Your assignment
An acceptable answer contains every record below, unchanged, and no pictures.

Dataset records

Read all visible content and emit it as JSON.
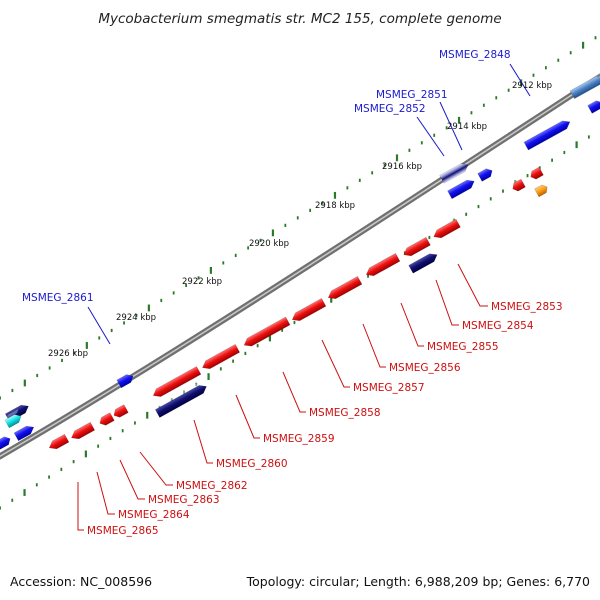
{
  "title": "Mycobacterium smegmatis str. MC2 155, complete genome",
  "ticks": [
    "2912 kbp",
    "2914 kbp",
    "2916 kbp",
    "2918 kbp",
    "2920 kbp",
    "2922 kbp",
    "2924 kbp",
    "2926 kbp"
  ],
  "genes_outer": [
    "MSMEG_2848",
    "MSMEG_2851",
    "MSMEG_2852",
    "MSMEG_2861"
  ],
  "genes_inner": [
    "MSMEG_2853",
    "MSMEG_2854",
    "MSMEG_2855",
    "MSMEG_2856",
    "MSMEG_2857",
    "MSMEG_2858",
    "MSMEG_2859",
    "MSMEG_2860",
    "MSMEG_2862",
    "MSMEG_2863",
    "MSMEG_2864",
    "MSMEG_2865"
  ],
  "footer": {
    "accession": "Accession: NC_008596",
    "summary": "Topology: circular; Length: 6,988,209 bp; Genes: 6,770"
  },
  "colors": {
    "forward": "#1010ee",
    "reverse": "#ee1010",
    "outer_label": "#1a1acc",
    "inner_label": "#cc1010",
    "backbone": "#777777",
    "ticks": "#2a7a2a"
  }
}
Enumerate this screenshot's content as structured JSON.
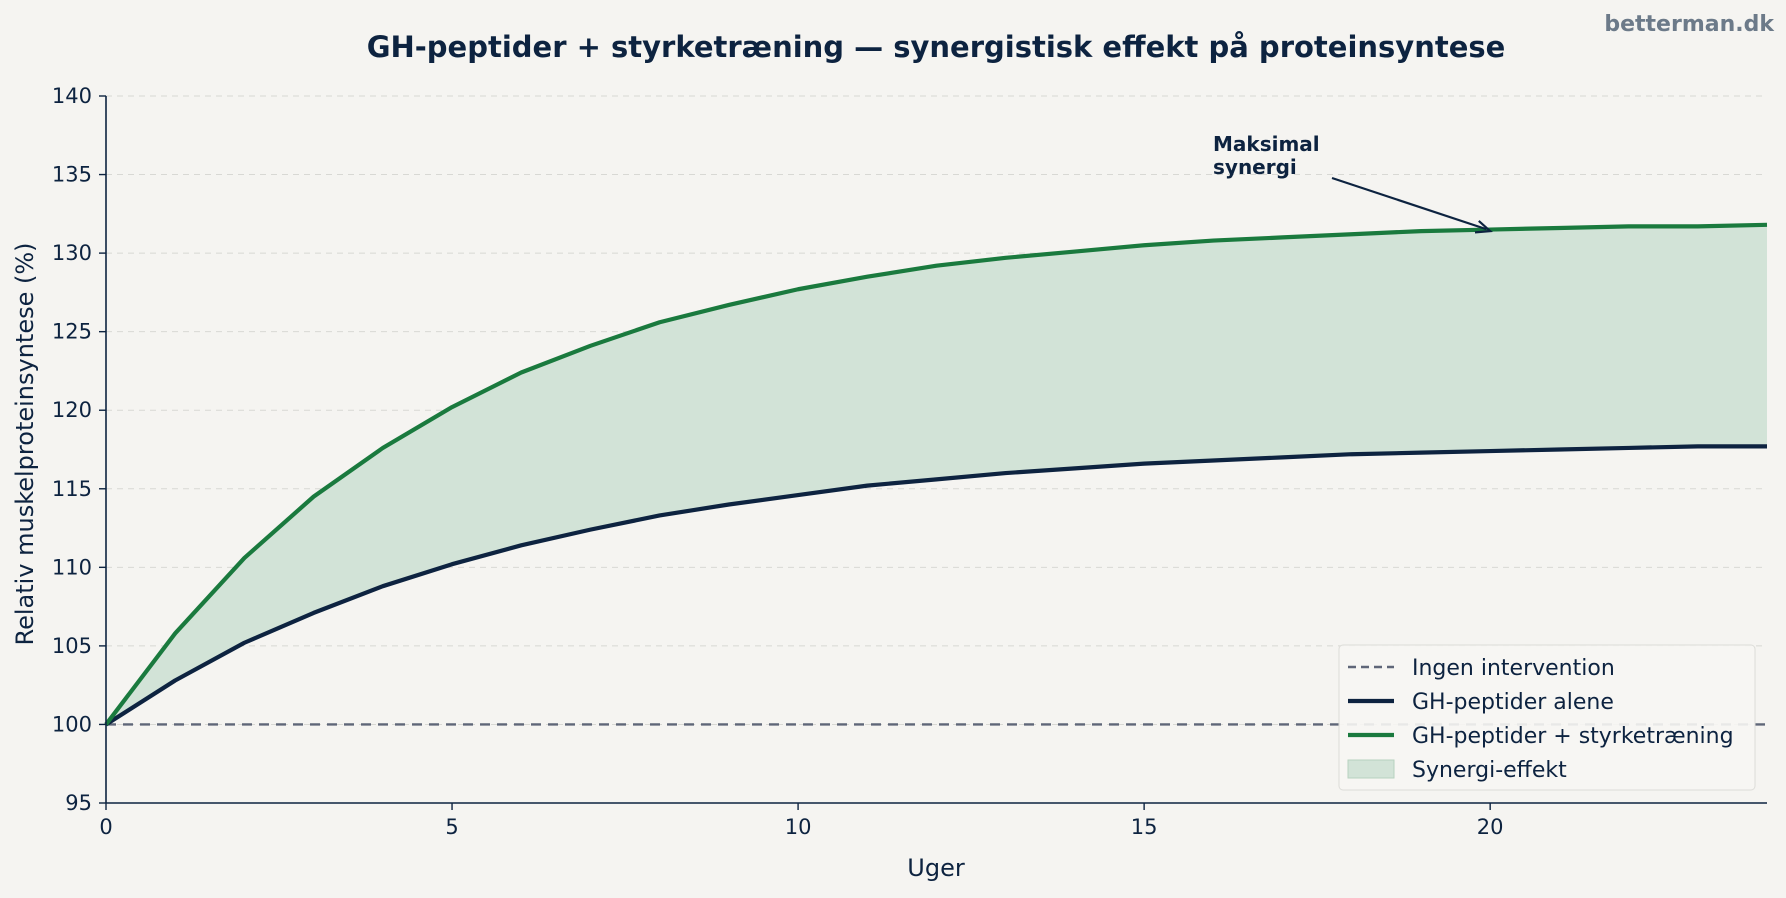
{
  "watermark": "betterman.dk",
  "colors": {
    "baseline": "#5f6678",
    "gh_alone": "#0d2340",
    "gh_strength": "#1a7a3e",
    "synergy_fill": "#d2e3d7",
    "grid": "#d8d8d4"
  },
  "chart_data": {
    "type": "line",
    "title": "GH-peptider + styrketræning — synergistisk effekt på proteinsyntese",
    "xlabel": "Uger",
    "ylabel": "Relativ muskelproteinsyntese (%)",
    "xlim": [
      0,
      24
    ],
    "ylim": [
      95,
      140
    ],
    "xticks": [
      0,
      5,
      10,
      15,
      20
    ],
    "yticks": [
      95,
      100,
      105,
      110,
      115,
      120,
      125,
      130,
      135,
      140
    ],
    "grid": "horizontal dashed",
    "legend_position": "bottom-right",
    "x": [
      0,
      1,
      2,
      3,
      4,
      5,
      6,
      7,
      8,
      9,
      10,
      11,
      12,
      13,
      14,
      15,
      16,
      17,
      18,
      19,
      20,
      21,
      22,
      23,
      24
    ],
    "series": [
      {
        "name": "Ingen intervention",
        "style": "dashed",
        "values": [
          100,
          100,
          100,
          100,
          100,
          100,
          100,
          100,
          100,
          100,
          100,
          100,
          100,
          100,
          100,
          100,
          100,
          100,
          100,
          100,
          100,
          100,
          100,
          100,
          100
        ]
      },
      {
        "name": "GH-peptider alene",
        "style": "solid",
        "values": [
          100,
          102.8,
          105.2,
          107.1,
          108.8,
          110.2,
          111.4,
          112.4,
          113.3,
          114.0,
          114.6,
          115.2,
          115.6,
          116.0,
          116.3,
          116.6,
          116.8,
          117.0,
          117.2,
          117.3,
          117.4,
          117.5,
          117.6,
          117.7,
          117.7
        ]
      },
      {
        "name": "GH-peptider + styrketræning",
        "style": "solid",
        "values": [
          100,
          105.8,
          110.6,
          114.5,
          117.6,
          120.2,
          122.4,
          124.1,
          125.6,
          126.7,
          127.7,
          128.5,
          129.2,
          129.7,
          130.1,
          130.5,
          130.8,
          131.0,
          131.2,
          131.4,
          131.5,
          131.6,
          131.7,
          131.7,
          131.8
        ]
      }
    ],
    "fill_between": {
      "name": "Synergi-effekt",
      "lower": "GH-peptider alene",
      "upper": "GH-peptider + styrketræning"
    },
    "annotation": {
      "lines": [
        "Maksimal",
        "synergi"
      ],
      "x": 20,
      "y": 131.4
    }
  }
}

Written reply
Read all visible content and emit it as JSON.
{
  "title": "Mycobacterium smegmatis str. MC2 155, complete genome",
  "ticks": [
    "2912 kbp",
    "2914 kbp",
    "2916 kbp",
    "2918 kbp",
    "2920 kbp",
    "2922 kbp",
    "2924 kbp",
    "2926 kbp"
  ],
  "genes_outer": [
    "MSMEG_2848",
    "MSMEG_2851",
    "MSMEG_2852",
    "MSMEG_2861"
  ],
  "genes_inner": [
    "MSMEG_2853",
    "MSMEG_2854",
    "MSMEG_2855",
    "MSMEG_2856",
    "MSMEG_2857",
    "MSMEG_2858",
    "MSMEG_2859",
    "MSMEG_2860",
    "MSMEG_2862",
    "MSMEG_2863",
    "MSMEG_2864",
    "MSMEG_2865"
  ],
  "footer": {
    "accession": "Accession: NC_008596",
    "summary": "Topology: circular; Length: 6,988,209 bp; Genes: 6,770"
  },
  "colors": {
    "forward": "#1010ee",
    "reverse": "#ee1010",
    "outer_label": "#1a1acc",
    "inner_label": "#cc1010",
    "backbone": "#777777",
    "ticks": "#2a7a2a"
  }
}
Enumerate this screenshot's content as structured JSON.
{
  "watermark": "betterman.dk",
  "colors": {
    "baseline": "#5f6678",
    "gh_alone": "#0d2340",
    "gh_strength": "#1a7a3e",
    "synergy_fill": "#d2e3d7",
    "grid": "#d8d8d4"
  },
  "chart_data": {
    "type": "line",
    "title": "GH-peptider + styrketræning — synergistisk effekt på proteinsyntese",
    "xlabel": "Uger",
    "ylabel": "Relativ muskelproteinsyntese (%)",
    "xlim": [
      0,
      24
    ],
    "ylim": [
      95,
      140
    ],
    "xticks": [
      0,
      5,
      10,
      15,
      20
    ],
    "yticks": [
      95,
      100,
      105,
      110,
      115,
      120,
      125,
      130,
      135,
      140
    ],
    "grid": "horizontal dashed",
    "legend_position": "bottom-right",
    "x": [
      0,
      1,
      2,
      3,
      4,
      5,
      6,
      7,
      8,
      9,
      10,
      11,
      12,
      13,
      14,
      15,
      16,
      17,
      18,
      19,
      20,
      21,
      22,
      23,
      24
    ],
    "series": [
      {
        "name": "Ingen intervention",
        "style": "dashed",
        "values": [
          100,
          100,
          100,
          100,
          100,
          100,
          100,
          100,
          100,
          100,
          100,
          100,
          100,
          100,
          100,
          100,
          100,
          100,
          100,
          100,
          100,
          100,
          100,
          100,
          100
        ]
      },
      {
        "name": "GH-peptider alene",
        "style": "solid",
        "values": [
          100,
          102.8,
          105.2,
          107.1,
          108.8,
          110.2,
          111.4,
          112.4,
          113.3,
          114.0,
          114.6,
          115.2,
          115.6,
          116.0,
          116.3,
          116.6,
          116.8,
          117.0,
          117.2,
          117.3,
          117.4,
          117.5,
          117.6,
          117.7,
          117.7
        ]
      },
      {
        "name": "GH-peptider + styrketræning",
        "style": "solid",
        "values": [
          100,
          105.8,
          110.6,
          114.5,
          117.6,
          120.2,
          122.4,
          124.1,
          125.6,
          126.7,
          127.7,
          128.5,
          129.2,
          129.7,
          130.1,
          130.5,
          130.8,
          131.0,
          131.2,
          131.4,
          131.5,
          131.6,
          131.7,
          131.7,
          131.8
        ]
      }
    ],
    "fill_between": {
      "name": "Synergi-effekt",
      "lower": "GH-peptider alene",
      "upper": "GH-peptider + styrketræning"
    },
    "annotation": {
      "lines": [
        "Maksimal",
        "synergi"
      ],
      "x": 20,
      "y": 131.4
    }
  }
}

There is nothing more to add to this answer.